▶ [Your task] Please return the full listing below without altering anything.

▶ [Records supplied]
^^^^^^^^^^^^^^^^

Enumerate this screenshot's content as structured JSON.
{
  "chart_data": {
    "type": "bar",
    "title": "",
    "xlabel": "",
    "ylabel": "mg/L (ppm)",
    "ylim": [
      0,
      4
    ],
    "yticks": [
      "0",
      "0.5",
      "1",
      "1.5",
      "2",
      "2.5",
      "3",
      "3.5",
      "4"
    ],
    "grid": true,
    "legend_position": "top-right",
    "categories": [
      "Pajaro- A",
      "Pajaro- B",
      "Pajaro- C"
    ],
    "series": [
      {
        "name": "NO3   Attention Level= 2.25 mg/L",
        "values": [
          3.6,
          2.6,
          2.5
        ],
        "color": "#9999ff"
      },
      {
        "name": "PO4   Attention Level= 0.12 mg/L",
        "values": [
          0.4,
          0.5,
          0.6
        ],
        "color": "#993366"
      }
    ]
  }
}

^^^^^^^^^^^^^^^^

▶ [Full solution]
Enumerate this screenshot's content as structured JSON.
{
  "chart_data": {
    "type": "bar",
    "title": "",
    "xlabel": "",
    "ylabel": "mg/L (ppm)",
    "ylim": [
      0,
      4
    ],
    "yticks": [
      "0",
      "0.5",
      "1",
      "1.5",
      "2",
      "2.5",
      "3",
      "3.5",
      "4"
    ],
    "grid": true,
    "legend_position": "top-right",
    "categories": [
      "Pajaro- A",
      "Pajaro- B",
      "Pajaro- C"
    ],
    "series": [
      {
        "name": "NO3   Attention Level= 2.25 mg/L",
        "values": [
          3.6,
          2.6,
          2.5
        ],
        "color": "#9999ff"
      },
      {
        "name": "PO4   Attention Level= 0.12 mg/L",
        "values": [
          0.4,
          0.5,
          0.6
        ],
        "color": "#993366"
      }
    ]
  }
}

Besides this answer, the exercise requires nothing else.